* Exercise requirements
Work out how many lines hold the string "name". Give that number and nothing more.

* Dataset listings of figures
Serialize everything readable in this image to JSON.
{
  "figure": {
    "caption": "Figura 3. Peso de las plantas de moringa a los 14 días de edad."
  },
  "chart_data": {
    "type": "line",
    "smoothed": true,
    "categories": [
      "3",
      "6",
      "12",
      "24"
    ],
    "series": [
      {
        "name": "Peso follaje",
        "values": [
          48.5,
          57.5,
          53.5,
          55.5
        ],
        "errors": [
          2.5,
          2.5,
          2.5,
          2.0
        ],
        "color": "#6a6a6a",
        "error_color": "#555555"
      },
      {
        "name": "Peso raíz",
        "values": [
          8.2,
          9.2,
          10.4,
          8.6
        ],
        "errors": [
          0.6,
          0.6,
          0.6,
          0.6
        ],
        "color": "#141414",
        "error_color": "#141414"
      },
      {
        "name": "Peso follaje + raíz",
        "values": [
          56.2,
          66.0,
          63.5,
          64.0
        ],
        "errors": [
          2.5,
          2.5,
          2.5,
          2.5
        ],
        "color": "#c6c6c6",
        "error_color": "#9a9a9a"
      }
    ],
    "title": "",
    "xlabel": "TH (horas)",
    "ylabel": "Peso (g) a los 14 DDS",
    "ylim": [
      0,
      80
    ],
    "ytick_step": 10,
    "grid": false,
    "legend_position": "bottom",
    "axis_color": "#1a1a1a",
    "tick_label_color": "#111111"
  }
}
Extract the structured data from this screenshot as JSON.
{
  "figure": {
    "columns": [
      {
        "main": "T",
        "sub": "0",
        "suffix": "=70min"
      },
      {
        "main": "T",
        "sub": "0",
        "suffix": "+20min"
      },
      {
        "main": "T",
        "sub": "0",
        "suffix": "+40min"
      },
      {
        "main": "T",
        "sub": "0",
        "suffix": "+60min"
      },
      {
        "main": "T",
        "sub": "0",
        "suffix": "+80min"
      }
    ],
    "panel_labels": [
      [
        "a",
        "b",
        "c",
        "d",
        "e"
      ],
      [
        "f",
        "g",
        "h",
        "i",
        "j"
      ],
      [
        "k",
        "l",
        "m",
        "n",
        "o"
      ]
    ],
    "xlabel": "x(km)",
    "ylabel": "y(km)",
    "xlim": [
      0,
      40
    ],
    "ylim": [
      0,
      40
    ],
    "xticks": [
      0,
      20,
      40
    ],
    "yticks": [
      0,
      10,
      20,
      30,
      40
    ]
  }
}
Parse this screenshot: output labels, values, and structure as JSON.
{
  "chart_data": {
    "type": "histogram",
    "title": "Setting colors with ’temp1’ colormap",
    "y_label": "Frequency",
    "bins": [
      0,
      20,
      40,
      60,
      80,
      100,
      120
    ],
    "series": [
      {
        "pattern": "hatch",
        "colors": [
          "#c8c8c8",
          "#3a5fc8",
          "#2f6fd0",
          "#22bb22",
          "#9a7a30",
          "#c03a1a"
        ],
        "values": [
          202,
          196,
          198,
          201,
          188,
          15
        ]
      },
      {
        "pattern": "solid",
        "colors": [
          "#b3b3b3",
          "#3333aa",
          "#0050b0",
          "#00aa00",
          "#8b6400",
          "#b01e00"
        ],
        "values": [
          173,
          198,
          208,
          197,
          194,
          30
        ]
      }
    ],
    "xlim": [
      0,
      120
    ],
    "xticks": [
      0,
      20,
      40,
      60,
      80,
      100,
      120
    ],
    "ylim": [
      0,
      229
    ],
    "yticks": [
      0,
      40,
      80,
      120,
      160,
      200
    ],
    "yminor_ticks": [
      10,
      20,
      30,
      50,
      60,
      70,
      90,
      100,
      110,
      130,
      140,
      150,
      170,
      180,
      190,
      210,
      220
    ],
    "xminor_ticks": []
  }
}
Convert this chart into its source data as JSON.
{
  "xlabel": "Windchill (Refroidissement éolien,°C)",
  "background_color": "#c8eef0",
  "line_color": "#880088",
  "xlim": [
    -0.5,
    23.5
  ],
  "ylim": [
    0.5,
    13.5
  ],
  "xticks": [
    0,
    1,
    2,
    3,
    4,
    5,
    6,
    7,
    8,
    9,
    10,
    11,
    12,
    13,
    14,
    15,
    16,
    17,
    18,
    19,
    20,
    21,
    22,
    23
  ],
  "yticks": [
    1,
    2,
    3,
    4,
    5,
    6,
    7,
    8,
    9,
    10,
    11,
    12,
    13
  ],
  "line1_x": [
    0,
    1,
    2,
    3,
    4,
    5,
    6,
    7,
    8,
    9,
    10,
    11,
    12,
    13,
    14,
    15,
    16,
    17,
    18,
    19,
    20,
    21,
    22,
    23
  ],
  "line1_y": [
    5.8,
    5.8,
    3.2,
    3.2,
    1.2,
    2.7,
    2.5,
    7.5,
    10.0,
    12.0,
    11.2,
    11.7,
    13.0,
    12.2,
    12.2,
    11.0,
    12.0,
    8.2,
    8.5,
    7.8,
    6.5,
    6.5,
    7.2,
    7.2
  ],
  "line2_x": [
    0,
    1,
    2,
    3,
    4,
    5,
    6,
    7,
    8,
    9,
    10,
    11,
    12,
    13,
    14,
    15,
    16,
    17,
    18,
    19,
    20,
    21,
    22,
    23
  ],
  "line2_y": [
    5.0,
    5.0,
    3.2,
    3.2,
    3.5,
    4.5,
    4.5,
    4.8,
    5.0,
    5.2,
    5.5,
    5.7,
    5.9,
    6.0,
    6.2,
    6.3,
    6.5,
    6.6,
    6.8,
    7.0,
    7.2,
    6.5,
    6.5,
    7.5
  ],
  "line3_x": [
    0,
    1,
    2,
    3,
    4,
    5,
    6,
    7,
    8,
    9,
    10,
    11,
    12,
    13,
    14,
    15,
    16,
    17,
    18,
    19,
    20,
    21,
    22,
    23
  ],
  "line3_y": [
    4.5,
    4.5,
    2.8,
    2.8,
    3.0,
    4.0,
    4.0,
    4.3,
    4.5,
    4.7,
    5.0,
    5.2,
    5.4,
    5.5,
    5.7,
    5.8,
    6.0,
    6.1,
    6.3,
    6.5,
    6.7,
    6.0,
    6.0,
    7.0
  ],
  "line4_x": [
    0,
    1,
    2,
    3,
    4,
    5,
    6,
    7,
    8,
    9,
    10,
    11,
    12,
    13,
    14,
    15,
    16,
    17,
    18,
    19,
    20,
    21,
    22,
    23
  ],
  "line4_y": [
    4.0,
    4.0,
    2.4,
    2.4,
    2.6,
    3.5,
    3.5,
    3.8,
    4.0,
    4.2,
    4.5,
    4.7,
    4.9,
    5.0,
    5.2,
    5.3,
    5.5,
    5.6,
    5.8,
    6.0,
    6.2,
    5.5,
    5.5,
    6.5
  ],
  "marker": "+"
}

* Response to this exercise
3